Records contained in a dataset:
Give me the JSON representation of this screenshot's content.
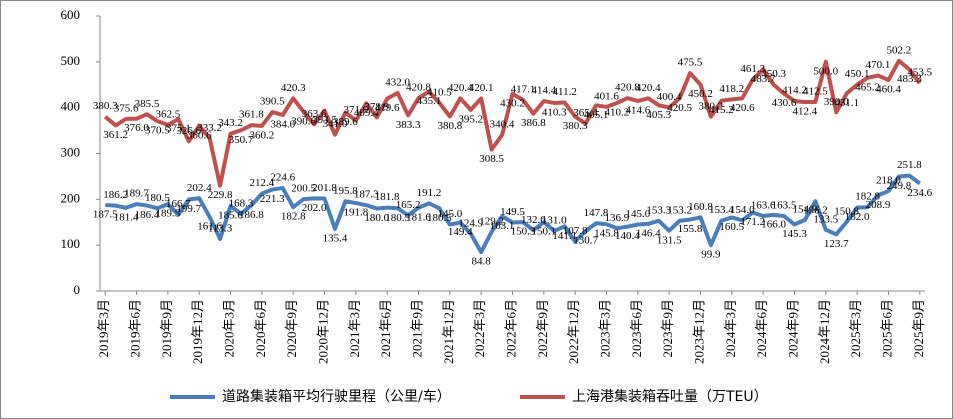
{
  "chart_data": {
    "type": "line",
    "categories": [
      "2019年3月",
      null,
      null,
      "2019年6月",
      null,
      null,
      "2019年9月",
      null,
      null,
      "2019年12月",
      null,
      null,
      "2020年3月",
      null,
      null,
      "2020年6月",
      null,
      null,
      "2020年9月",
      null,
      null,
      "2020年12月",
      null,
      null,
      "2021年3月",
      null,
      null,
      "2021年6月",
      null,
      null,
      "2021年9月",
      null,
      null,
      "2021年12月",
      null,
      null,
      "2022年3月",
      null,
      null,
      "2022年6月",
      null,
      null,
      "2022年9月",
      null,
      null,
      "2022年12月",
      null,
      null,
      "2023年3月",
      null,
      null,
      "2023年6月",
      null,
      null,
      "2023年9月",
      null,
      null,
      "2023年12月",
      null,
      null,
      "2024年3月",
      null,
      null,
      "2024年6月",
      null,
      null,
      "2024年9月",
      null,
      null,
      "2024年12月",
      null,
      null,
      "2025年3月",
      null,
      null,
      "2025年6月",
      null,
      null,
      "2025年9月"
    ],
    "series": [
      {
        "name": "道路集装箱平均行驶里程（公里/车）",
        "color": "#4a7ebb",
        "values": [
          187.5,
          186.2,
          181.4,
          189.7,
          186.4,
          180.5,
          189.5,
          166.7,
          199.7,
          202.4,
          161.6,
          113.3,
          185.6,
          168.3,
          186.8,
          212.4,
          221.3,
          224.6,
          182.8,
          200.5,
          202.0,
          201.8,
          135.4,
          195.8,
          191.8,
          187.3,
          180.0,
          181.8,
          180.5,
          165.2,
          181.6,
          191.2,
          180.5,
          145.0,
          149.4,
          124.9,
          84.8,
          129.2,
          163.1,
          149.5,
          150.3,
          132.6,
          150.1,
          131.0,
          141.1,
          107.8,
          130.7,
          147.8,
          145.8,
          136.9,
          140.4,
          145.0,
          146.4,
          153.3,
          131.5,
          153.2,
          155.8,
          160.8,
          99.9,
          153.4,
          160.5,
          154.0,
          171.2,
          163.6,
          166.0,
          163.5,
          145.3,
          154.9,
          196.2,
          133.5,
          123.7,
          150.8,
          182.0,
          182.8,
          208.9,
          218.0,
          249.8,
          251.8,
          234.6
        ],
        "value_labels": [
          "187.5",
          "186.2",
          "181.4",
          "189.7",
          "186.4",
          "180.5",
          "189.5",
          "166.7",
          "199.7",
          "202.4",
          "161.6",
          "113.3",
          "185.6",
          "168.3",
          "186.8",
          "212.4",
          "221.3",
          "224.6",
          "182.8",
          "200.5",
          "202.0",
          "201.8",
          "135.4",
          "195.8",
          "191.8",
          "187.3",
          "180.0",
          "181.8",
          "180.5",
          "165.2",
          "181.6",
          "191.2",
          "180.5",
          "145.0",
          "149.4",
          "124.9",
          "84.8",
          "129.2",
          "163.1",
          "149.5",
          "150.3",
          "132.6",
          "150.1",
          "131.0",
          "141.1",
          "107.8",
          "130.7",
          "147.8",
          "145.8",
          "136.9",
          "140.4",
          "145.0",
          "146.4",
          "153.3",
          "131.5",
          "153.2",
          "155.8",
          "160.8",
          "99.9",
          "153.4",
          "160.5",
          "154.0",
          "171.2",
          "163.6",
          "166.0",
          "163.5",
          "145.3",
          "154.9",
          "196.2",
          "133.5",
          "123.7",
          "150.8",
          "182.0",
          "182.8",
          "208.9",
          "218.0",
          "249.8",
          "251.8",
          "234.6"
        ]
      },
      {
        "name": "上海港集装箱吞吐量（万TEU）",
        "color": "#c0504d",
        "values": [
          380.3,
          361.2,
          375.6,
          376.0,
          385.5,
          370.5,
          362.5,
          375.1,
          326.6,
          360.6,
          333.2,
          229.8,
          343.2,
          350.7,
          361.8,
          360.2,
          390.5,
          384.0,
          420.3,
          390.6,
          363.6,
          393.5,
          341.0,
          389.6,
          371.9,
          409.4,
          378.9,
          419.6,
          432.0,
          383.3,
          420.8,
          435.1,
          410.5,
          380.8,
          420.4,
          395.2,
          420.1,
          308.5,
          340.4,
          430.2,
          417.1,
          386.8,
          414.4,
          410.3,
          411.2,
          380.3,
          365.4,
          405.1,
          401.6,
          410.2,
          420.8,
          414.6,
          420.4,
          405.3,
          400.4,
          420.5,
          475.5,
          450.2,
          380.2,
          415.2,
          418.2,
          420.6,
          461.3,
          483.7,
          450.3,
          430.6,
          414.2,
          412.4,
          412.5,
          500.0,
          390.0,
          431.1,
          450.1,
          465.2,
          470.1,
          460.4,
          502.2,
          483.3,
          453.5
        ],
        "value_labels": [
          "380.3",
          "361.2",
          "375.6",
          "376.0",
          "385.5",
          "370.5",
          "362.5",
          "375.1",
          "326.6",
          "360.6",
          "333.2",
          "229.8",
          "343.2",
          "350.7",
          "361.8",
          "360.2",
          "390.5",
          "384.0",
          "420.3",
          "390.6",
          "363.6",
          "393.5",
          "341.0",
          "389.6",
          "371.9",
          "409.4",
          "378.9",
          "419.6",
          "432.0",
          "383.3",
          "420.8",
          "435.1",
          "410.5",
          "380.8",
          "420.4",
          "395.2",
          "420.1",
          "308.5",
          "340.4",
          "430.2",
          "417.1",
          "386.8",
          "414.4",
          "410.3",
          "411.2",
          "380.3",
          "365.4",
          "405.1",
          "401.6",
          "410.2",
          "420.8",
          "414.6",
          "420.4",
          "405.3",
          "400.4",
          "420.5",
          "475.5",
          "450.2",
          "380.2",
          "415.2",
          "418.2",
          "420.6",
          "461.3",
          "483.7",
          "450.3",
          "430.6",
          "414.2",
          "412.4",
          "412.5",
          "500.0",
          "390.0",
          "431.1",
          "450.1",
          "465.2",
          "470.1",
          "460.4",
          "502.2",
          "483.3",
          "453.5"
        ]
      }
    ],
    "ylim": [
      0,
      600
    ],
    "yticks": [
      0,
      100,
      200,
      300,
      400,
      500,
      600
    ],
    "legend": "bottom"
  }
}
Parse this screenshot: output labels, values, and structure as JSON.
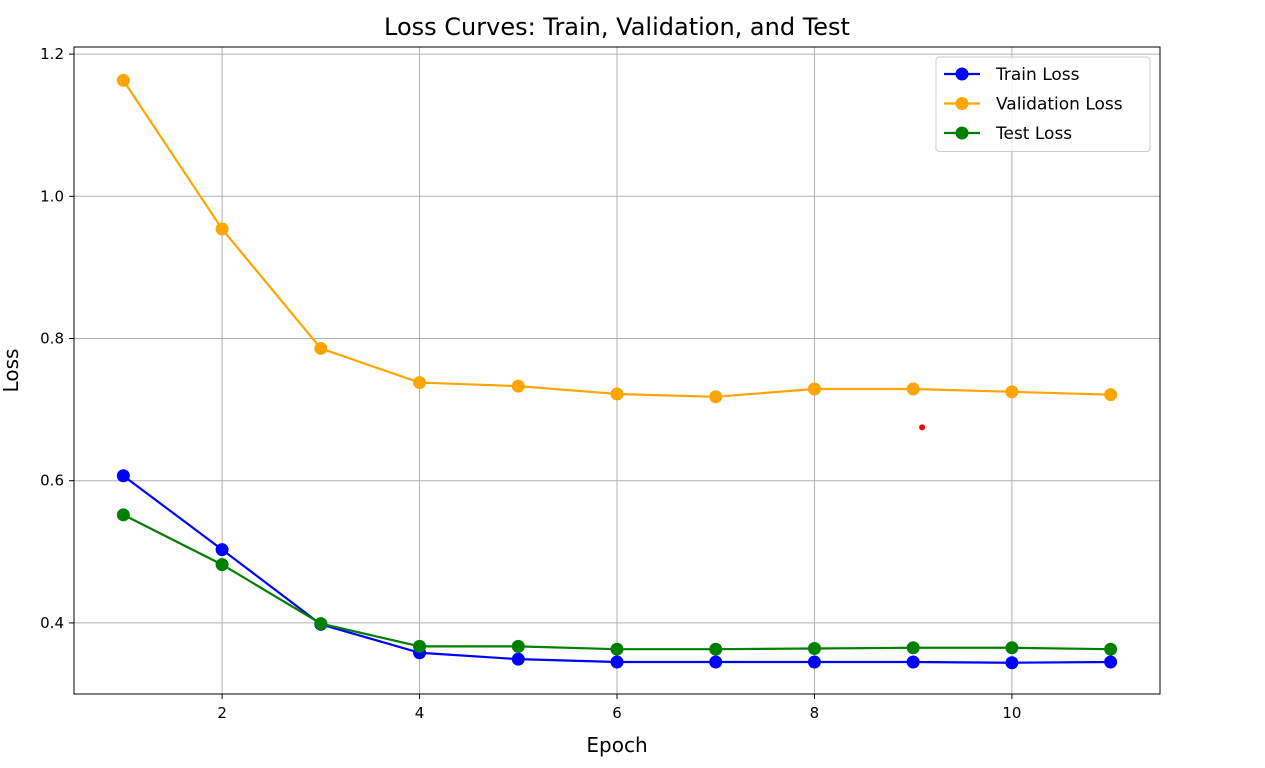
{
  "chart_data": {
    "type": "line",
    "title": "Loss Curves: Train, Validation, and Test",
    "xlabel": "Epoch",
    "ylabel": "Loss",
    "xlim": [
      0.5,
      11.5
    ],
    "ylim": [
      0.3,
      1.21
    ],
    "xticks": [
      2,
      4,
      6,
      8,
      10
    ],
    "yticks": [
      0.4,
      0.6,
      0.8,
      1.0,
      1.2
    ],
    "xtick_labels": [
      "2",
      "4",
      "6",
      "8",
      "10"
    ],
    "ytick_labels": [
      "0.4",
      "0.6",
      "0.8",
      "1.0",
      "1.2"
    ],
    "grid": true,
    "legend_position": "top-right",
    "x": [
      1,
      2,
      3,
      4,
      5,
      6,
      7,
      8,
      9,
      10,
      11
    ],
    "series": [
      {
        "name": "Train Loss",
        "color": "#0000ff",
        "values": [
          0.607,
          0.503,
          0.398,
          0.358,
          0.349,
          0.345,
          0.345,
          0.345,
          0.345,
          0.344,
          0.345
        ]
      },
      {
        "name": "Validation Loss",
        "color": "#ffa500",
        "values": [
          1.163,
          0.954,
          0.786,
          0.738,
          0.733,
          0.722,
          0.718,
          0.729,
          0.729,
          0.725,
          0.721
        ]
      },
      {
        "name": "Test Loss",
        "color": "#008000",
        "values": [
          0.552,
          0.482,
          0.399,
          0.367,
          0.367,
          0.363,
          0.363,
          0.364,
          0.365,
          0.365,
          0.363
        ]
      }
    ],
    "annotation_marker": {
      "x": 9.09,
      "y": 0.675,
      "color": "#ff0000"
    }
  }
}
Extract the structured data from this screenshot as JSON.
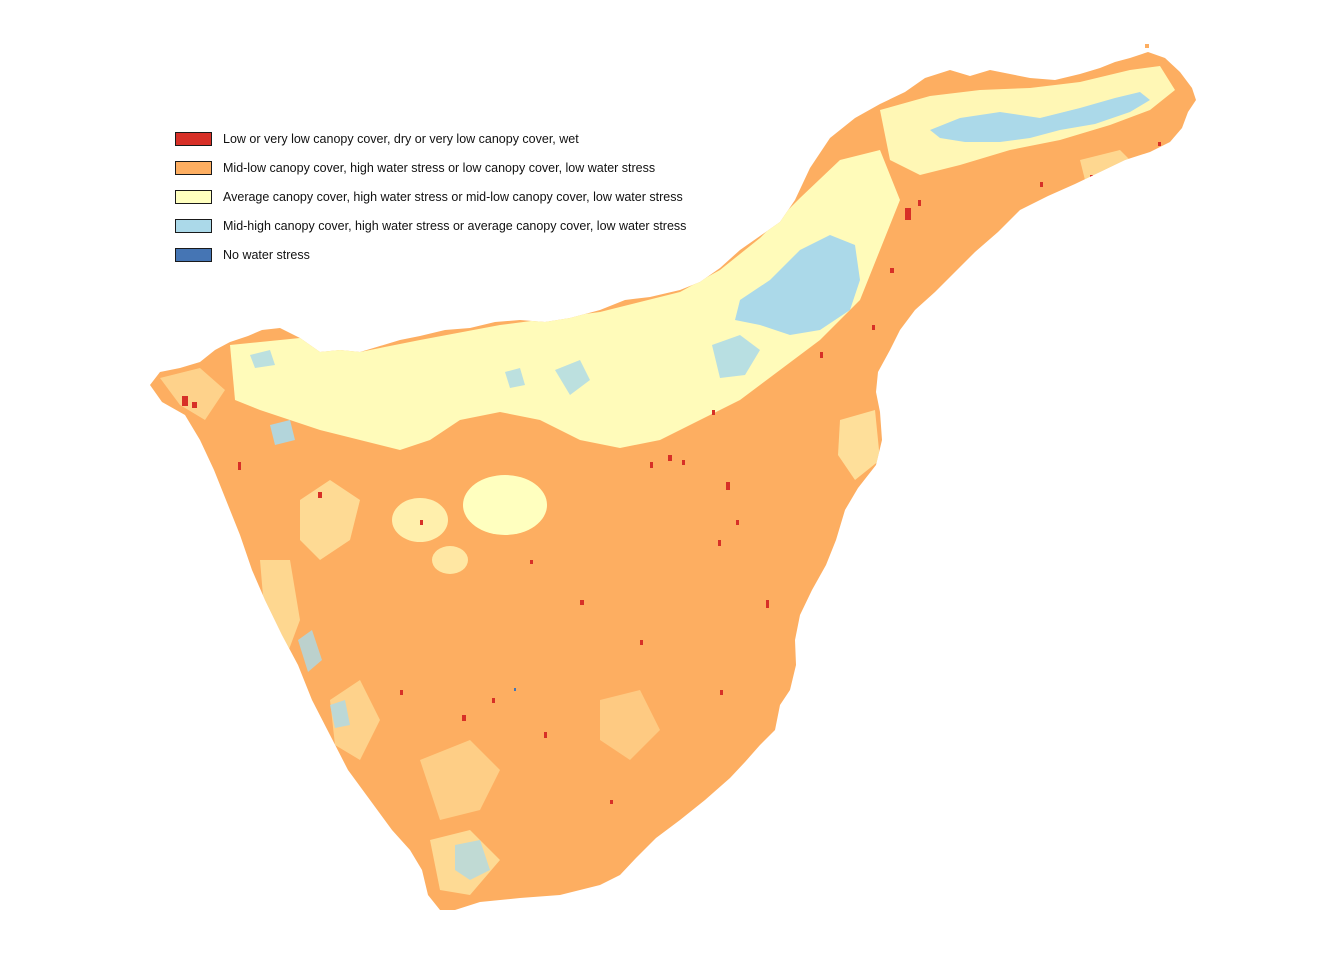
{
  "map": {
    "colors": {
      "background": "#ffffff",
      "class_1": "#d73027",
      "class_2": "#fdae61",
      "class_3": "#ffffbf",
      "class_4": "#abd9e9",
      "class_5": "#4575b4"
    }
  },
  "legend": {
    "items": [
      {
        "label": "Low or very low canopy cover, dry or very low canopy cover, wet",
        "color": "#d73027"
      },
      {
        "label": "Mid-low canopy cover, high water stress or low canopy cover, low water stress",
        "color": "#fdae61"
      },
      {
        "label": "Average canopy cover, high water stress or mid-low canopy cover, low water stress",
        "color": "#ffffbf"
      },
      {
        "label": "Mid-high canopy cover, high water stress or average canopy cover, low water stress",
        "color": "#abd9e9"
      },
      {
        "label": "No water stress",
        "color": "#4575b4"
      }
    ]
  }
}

The problem:
Report only the number of lines that hold the string "JSON" in this listing.

Result of this task:
3